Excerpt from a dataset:
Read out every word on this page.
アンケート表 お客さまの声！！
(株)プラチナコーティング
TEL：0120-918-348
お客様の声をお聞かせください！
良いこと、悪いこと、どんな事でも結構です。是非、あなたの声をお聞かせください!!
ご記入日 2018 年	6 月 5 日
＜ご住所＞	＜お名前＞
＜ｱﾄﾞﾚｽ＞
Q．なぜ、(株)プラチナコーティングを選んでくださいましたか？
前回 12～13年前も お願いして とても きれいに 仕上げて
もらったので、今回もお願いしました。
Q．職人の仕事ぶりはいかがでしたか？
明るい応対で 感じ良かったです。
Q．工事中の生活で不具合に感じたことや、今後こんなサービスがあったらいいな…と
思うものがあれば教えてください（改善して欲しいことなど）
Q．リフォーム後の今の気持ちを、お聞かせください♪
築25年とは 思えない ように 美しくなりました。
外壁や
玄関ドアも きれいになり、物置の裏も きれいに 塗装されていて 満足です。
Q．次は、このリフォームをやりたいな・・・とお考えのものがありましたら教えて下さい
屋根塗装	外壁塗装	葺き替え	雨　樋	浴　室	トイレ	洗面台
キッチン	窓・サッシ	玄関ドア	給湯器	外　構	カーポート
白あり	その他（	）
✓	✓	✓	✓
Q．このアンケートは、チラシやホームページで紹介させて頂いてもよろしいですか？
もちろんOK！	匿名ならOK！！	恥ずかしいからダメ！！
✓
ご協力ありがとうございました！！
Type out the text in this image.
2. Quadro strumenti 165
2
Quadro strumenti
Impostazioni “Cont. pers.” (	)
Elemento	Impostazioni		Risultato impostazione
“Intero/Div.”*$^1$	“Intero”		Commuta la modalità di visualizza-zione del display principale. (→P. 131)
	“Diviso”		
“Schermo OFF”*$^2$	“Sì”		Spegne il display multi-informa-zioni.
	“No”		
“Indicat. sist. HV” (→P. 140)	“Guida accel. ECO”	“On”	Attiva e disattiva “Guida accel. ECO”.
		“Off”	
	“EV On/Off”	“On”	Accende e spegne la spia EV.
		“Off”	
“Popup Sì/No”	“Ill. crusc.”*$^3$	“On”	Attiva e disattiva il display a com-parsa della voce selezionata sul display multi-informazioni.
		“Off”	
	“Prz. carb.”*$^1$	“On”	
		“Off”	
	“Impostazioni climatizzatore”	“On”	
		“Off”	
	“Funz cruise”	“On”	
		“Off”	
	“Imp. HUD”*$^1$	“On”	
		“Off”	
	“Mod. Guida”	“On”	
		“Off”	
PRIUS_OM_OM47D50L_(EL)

__Directions__: All of the entries above need to be reproduced exactly.

__Task result__:
Read out every word on this page.
アンケート表 お客さまの声！！
(株)プラチナコーティング
TEL：0120-918-348
お客様の声をお聞かせください！
良いこと、悪いこと、どんな事でも結構です。是非、あなたの声をお聞かせください!!
ご記入日 2018 年	6 月 5 日
＜ご住所＞	＜お名前＞
＜ｱﾄﾞﾚｽ＞
Q．なぜ、(株)プラチナコーティングを選んでくださいましたか？
前回 12～13年前も お願いして とても きれいに 仕上げて
もらったので、今回もお願いしました。
Q．職人の仕事ぶりはいかがでしたか？
明るい応対で 感じ良かったです。
Q．工事中の生活で不具合に感じたことや、今後こんなサービスがあったらいいな…と
思うものがあれば教えてください（改善して欲しいことなど）
Q．リフォーム後の今の気持ちを、お聞かせください♪
築25年とは 思えない ように 美しくなりました。
外壁や
玄関ドアも きれいになり、物置の裏も きれいに 塗装されていて 満足です。
Q．次は、このリフォームをやりたいな・・・とお考えのものがありましたら教えて下さい
屋根塗装	外壁塗装	葺き替え	雨　樋	浴　室	トイレ	洗面台
キッチン	窓・サッシ	玄関ドア	給湯器	外　構	カーポート
白あり	その他（	）
✓	✓	✓	✓
Q．このアンケートは、チラシやホームページで紹介させて頂いてもよろしいですか？
もちろんOK！	匿名ならOK！！	恥ずかしいからダメ！！
✓
ご協力ありがとうございました！！
Type out the text in this image.
2. Quadro strumenti 165
2
Quadro strumenti
Impostazioni “Cont. pers.” (	)
Elemento	Impostazioni		Risultato impostazione
“Intero/Div.”*$^1$	“Intero”		Commuta la modalità di visualizza-zione del display principale. (→P. 131)
	“Diviso”		
“Schermo OFF”*$^2$	“Sì”		Spegne il display multi-informa-zioni.
	“No”		
“Indicat. sist. HV” (→P. 140)	“Guida accel. ECO”	“On”	Attiva e disattiva “Guida accel. ECO”.
		“Off”	
	“EV On/Off”	“On”	Accende e spegne la spia EV.
		“Off”	
“Popup Sì/No”	“Ill. crusc.”*$^3$	“On”	Attiva e disattiva il display a com-parsa della voce selezionata sul display multi-informazioni.
		“Off”	
	“Prz. carb.”*$^1$	“On”	
		“Off”	
	“Impostazioni climatizzatore”	“On”	
		“Off”	
	“Funz cruise”	“On”	
		“Off”	
	“Imp. HUD”*$^1$	“On”	
		“Off”	
	“Mod. Guida”	“On”	
		“Off”	
PRIUS_OM_OM47D50L_(EL)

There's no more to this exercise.